> Task prompt: Select all lines with the string "distribution" in them, and copy those lines.

— Start of Task material —

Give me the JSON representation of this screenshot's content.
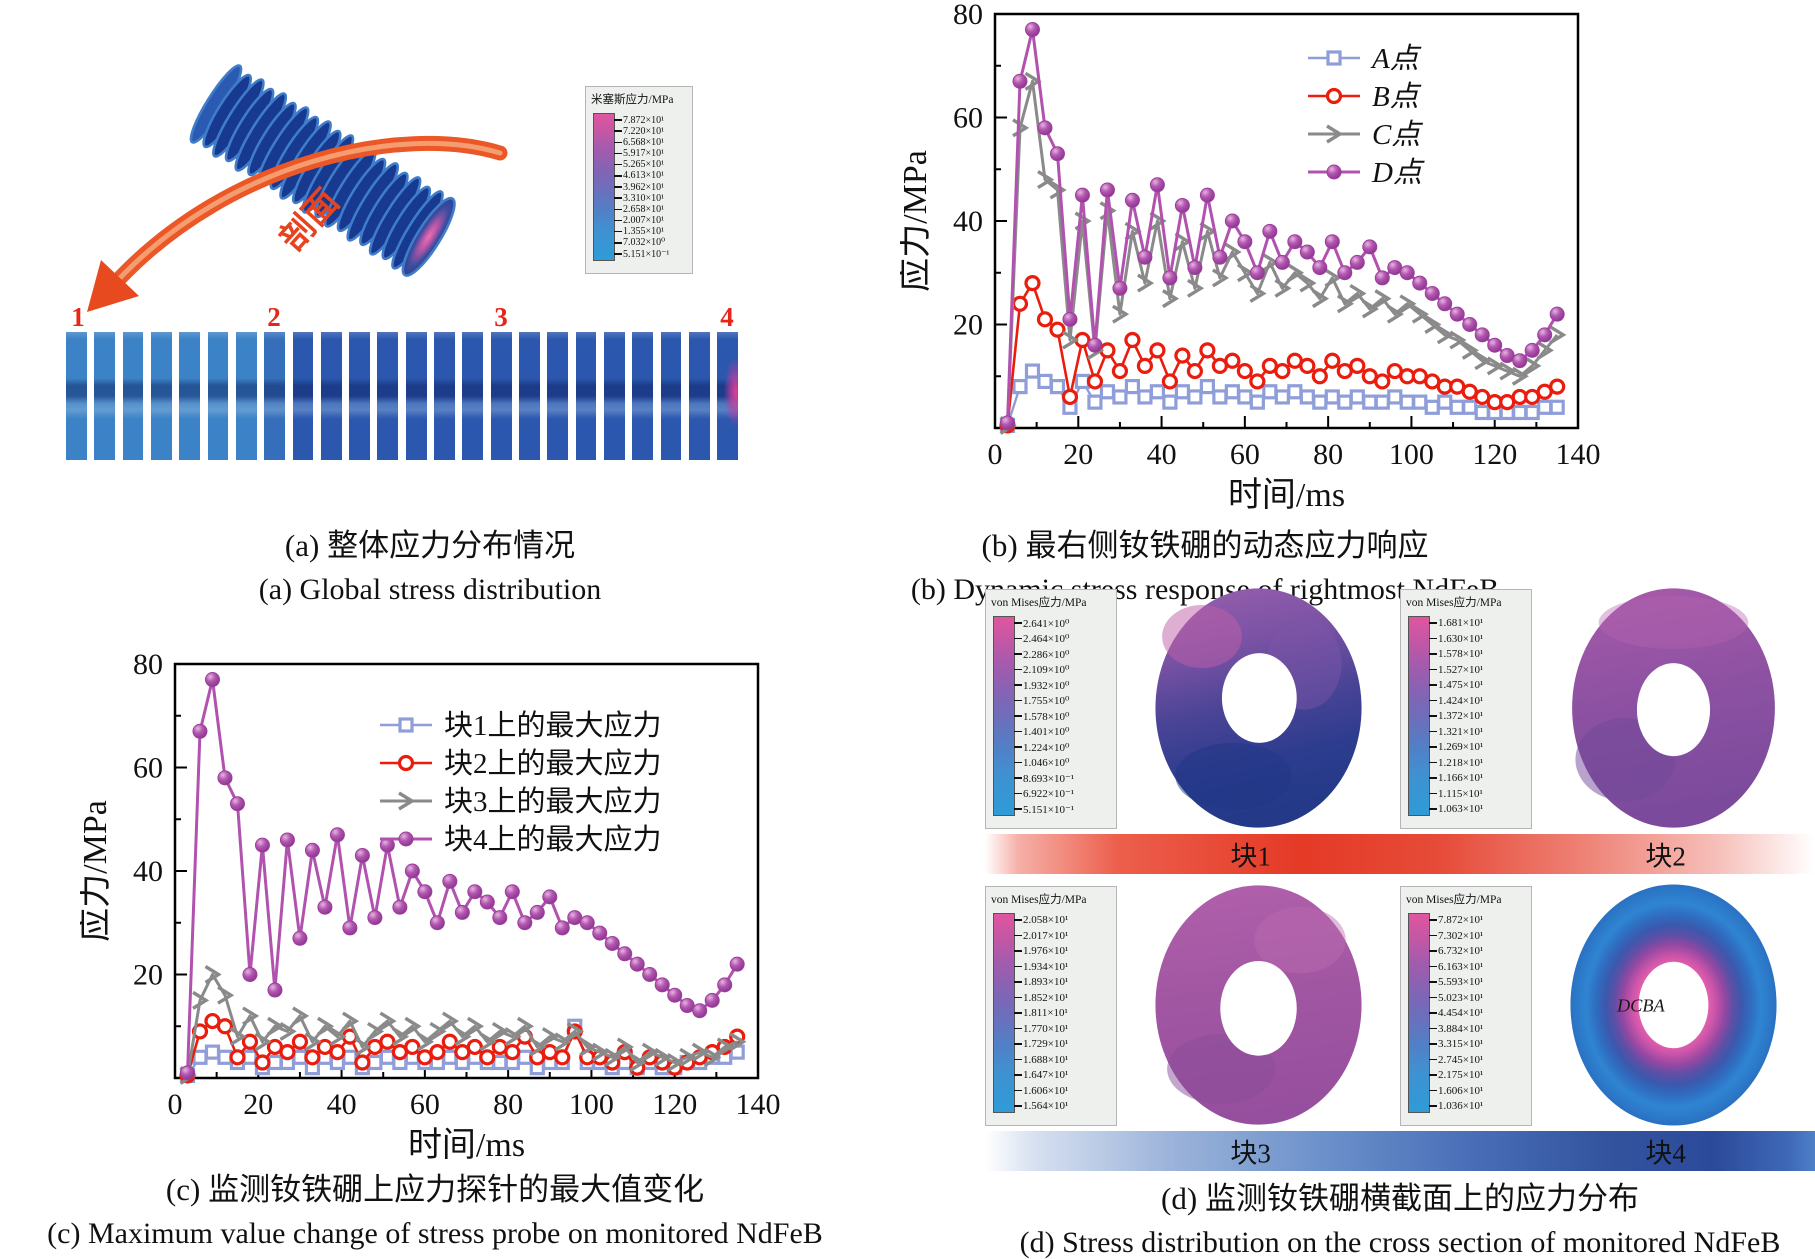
{
  "panel_a": {
    "caption_cn": "(a) 整体应力分布情况",
    "caption_en": "(a) Global stress distribution",
    "arrow_label": "剖面",
    "colorbar": {
      "title": "米塞斯应力/MPa",
      "values": [
        "7.872×10¹",
        "7.220×10¹",
        "6.568×10¹",
        "5.917×10¹",
        "5.265×10¹",
        "4.613×10¹",
        "3.962×10¹",
        "3.310×10¹",
        "2.658×10¹",
        "2.007×10¹",
        "1.355×10¹",
        "7.032×10⁰",
        "5.151×10⁻¹"
      ]
    },
    "block_numbers": [
      "1",
      "2",
      "3",
      "4"
    ],
    "bars": {
      "count": 24,
      "light_count": 7,
      "light_color": "#3b82c6",
      "mid_color": "#356fbb",
      "dark_color": "#2b57ae",
      "pink_accent": "#e83e98"
    }
  },
  "panel_b": {
    "caption_cn": "(b) 最右侧钕铁硼的动态应力响应",
    "caption_en": "(b) Dynamic stress response of rightmost NdFeB"
  },
  "panel_c": {
    "caption_cn": "(c) 监测钕铁硼上应力探针的最大值变化",
    "caption_en": "(c) Maximum value change of stress probe on monitored NdFeB"
  },
  "panel_d": {
    "caption_cn": "(d) 监测钕铁硼横截面上的应力分布",
    "caption_en": "(d) Stress distribution on the cross section of monitored NdFeB",
    "blocks": [
      {
        "label": "块1",
        "colorbar": {
          "title": "von Mises应力/MPa",
          "values": [
            "2.641×10⁰",
            "2.464×10⁰",
            "2.286×10⁰",
            "2.109×10⁰",
            "1.932×10⁰",
            "1.755×10⁰",
            "1.578×10⁰",
            "1.401×10⁰",
            "1.224×10⁰",
            "1.046×10⁰",
            "8.693×10⁻¹",
            "6.922×10⁻¹",
            "5.151×10⁻¹"
          ]
        }
      },
      {
        "label": "块2",
        "colorbar": {
          "title": "von Mises应力/MPa",
          "values": [
            "1.681×10¹",
            "1.630×10¹",
            "1.578×10¹",
            "1.527×10¹",
            "1.475×10¹",
            "1.424×10¹",
            "1.372×10¹",
            "1.321×10¹",
            "1.269×10¹",
            "1.218×10¹",
            "1.166×10¹",
            "1.115×10¹",
            "1.063×10¹"
          ]
        }
      },
      {
        "label": "块3",
        "colorbar": {
          "title": "von Mises应力/MPa",
          "values": [
            "2.058×10¹",
            "2.017×10¹",
            "1.976×10¹",
            "1.934×10¹",
            "1.893×10¹",
            "1.852×10¹",
            "1.811×10¹",
            "1.770×10¹",
            "1.729×10¹",
            "1.688×10¹",
            "1.647×10¹",
            "1.606×10¹",
            "1.564×10¹"
          ]
        }
      },
      {
        "label": "块4",
        "annotation": "DCBA",
        "colorbar": {
          "title": "von Mises应力/MPa",
          "values": [
            "7.872×10¹",
            "7.302×10¹",
            "6.732×10¹",
            "6.163×10¹",
            "5.593×10¹",
            "5.023×10¹",
            "4.454×10¹",
            "3.884×10¹",
            "3.315×10¹",
            "2.745×10¹",
            "2.175×10¹",
            "1.606×10¹",
            "1.036×10¹"
          ]
        }
      }
    ]
  },
  "chart_data": [
    {
      "type": "line",
      "panel": "b",
      "title": "",
      "xlabel": "时间/ms",
      "ylabel": "应力/MPa",
      "xlim": [
        0,
        140
      ],
      "ylim": [
        0,
        80
      ],
      "xticks": [
        0,
        20,
        40,
        60,
        80,
        100,
        120,
        140
      ],
      "yticks": [
        20,
        40,
        60,
        80
      ],
      "grid": false,
      "legend_position": "top-right",
      "legend_italic": true,
      "x": [
        3,
        6,
        9,
        12,
        15,
        18,
        21,
        24,
        27,
        30,
        33,
        36,
        39,
        42,
        45,
        48,
        51,
        54,
        57,
        60,
        63,
        66,
        69,
        72,
        75,
        78,
        81,
        84,
        87,
        90,
        93,
        96,
        99,
        102,
        105,
        108,
        111,
        114,
        117,
        120,
        123,
        126,
        129,
        132,
        135
      ],
      "series": [
        {
          "name": "A点",
          "color": "#8f9ed8",
          "marker": "open-square",
          "lw": 2.4,
          "values": [
            0.5,
            8,
            11,
            9,
            8,
            4,
            9,
            5,
            7,
            6,
            8,
            6,
            7,
            5,
            7,
            6,
            8,
            6,
            7,
            6,
            5,
            7,
            6,
            7,
            6,
            5,
            6,
            5,
            6,
            5,
            5,
            6,
            5,
            5,
            4,
            5,
            4,
            4,
            3,
            3,
            3,
            3,
            3,
            4,
            4
          ]
        },
        {
          "name": "B点",
          "color": "#ea1c0d",
          "marker": "open-circle",
          "lw": 2.6,
          "values": [
            0.5,
            24,
            28,
            21,
            19,
            6,
            17,
            9,
            15,
            11,
            17,
            12,
            15,
            9,
            14,
            11,
            15,
            12,
            13,
            11,
            9,
            12,
            11,
            13,
            12,
            10,
            13,
            11,
            12,
            10,
            9,
            11,
            10,
            10,
            9,
            8,
            8,
            7,
            6,
            5,
            5,
            6,
            6,
            7,
            8
          ]
        },
        {
          "name": "C点",
          "color": "#8a8a8a",
          "marker": "chevron",
          "lw": 3,
          "values": [
            0.5,
            58,
            67,
            48,
            46,
            17,
            40,
            15,
            42,
            22,
            38,
            28,
            40,
            25,
            36,
            27,
            38,
            29,
            34,
            30,
            26,
            32,
            27,
            30,
            28,
            25,
            29,
            24,
            26,
            23,
            25,
            22,
            24,
            22,
            20,
            18,
            17,
            15,
            13,
            12,
            11,
            10,
            12,
            15,
            18
          ]
        },
        {
          "name": "D点",
          "color": "#b052ae",
          "marker": "filled-sphere",
          "lw": 3,
          "values": [
            1,
            67,
            77,
            58,
            53,
            21,
            45,
            16,
            46,
            27,
            44,
            33,
            47,
            29,
            43,
            31,
            45,
            33,
            40,
            36,
            30,
            38,
            32,
            36,
            34,
            31,
            36,
            30,
            32,
            35,
            29,
            31,
            30,
            28,
            26,
            24,
            22,
            20,
            18,
            16,
            14,
            13,
            15,
            18,
            22
          ]
        }
      ]
    },
    {
      "type": "line",
      "panel": "c",
      "title": "",
      "xlabel": "时间/ms",
      "ylabel": "应力/MPa",
      "xlim": [
        0,
        140
      ],
      "ylim": [
        0,
        80
      ],
      "xticks": [
        0,
        20,
        40,
        60,
        80,
        100,
        120,
        140
      ],
      "yticks": [
        20,
        40,
        60,
        80
      ],
      "grid": false,
      "legend_position": "top-right",
      "legend_italic": false,
      "x": [
        3,
        6,
        9,
        12,
        15,
        18,
        21,
        24,
        27,
        30,
        33,
        36,
        39,
        42,
        45,
        48,
        51,
        54,
        57,
        60,
        63,
        66,
        69,
        72,
        75,
        78,
        81,
        84,
        87,
        90,
        93,
        96,
        99,
        102,
        105,
        108,
        111,
        114,
        117,
        120,
        123,
        126,
        129,
        132,
        135
      ],
      "series": [
        {
          "name": "块1上的最大应力",
          "color": "#8f9ed8",
          "marker": "open-square",
          "lw": 2.4,
          "values": [
            0.5,
            4,
            5,
            4,
            3,
            4,
            2,
            3,
            3,
            4,
            2,
            4,
            3,
            4,
            2,
            3,
            4,
            3,
            4,
            3,
            3,
            4,
            3,
            4,
            3,
            3,
            3,
            4,
            2,
            3,
            3,
            10,
            3,
            3,
            2,
            3,
            2,
            3,
            2,
            2,
            3,
            3,
            4,
            4,
            5
          ]
        },
        {
          "name": "块2上的最大应力",
          "color": "#ea1c0d",
          "marker": "open-circle",
          "lw": 2.6,
          "values": [
            0.5,
            9,
            11,
            10,
            4,
            7,
            3,
            6,
            5,
            7,
            4,
            6,
            5,
            8,
            3,
            6,
            7,
            5,
            6,
            4,
            5,
            7,
            5,
            6,
            4,
            6,
            5,
            8,
            4,
            5,
            4,
            9,
            4,
            4,
            3,
            5,
            2,
            4,
            3,
            2,
            3,
            4,
            5,
            6,
            8
          ]
        },
        {
          "name": "块3上的最大应力",
          "color": "#8a8a8a",
          "marker": "chevron",
          "lw": 3,
          "values": [
            0.5,
            15,
            20,
            16,
            8,
            12,
            7,
            10,
            9,
            12,
            7,
            10,
            8,
            11,
            6,
            9,
            11,
            8,
            10,
            7,
            9,
            11,
            8,
            10,
            7,
            9,
            8,
            10,
            6,
            8,
            7,
            9,
            6,
            5,
            4,
            6,
            3,
            5,
            4,
            3,
            4,
            5,
            4,
            6,
            7
          ]
        },
        {
          "name": "块4上的最大应力",
          "color": "#b052ae",
          "marker": "filled-sphere",
          "lw": 3,
          "values": [
            1,
            67,
            77,
            58,
            53,
            20,
            45,
            17,
            46,
            27,
            44,
            33,
            47,
            29,
            43,
            31,
            45,
            33,
            40,
            36,
            30,
            38,
            32,
            36,
            34,
            31,
            36,
            30,
            32,
            35,
            29,
            31,
            30,
            28,
            26,
            24,
            22,
            20,
            18,
            16,
            14,
            13,
            15,
            18,
            22
          ]
        }
      ]
    }
  ]
}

— End of Task material —

> Answer to the exercise:
    "caption_en": "(a) Global stress distribution",
    "caption_en": "(d) Stress distribution on the cross section of monitored NdFeB",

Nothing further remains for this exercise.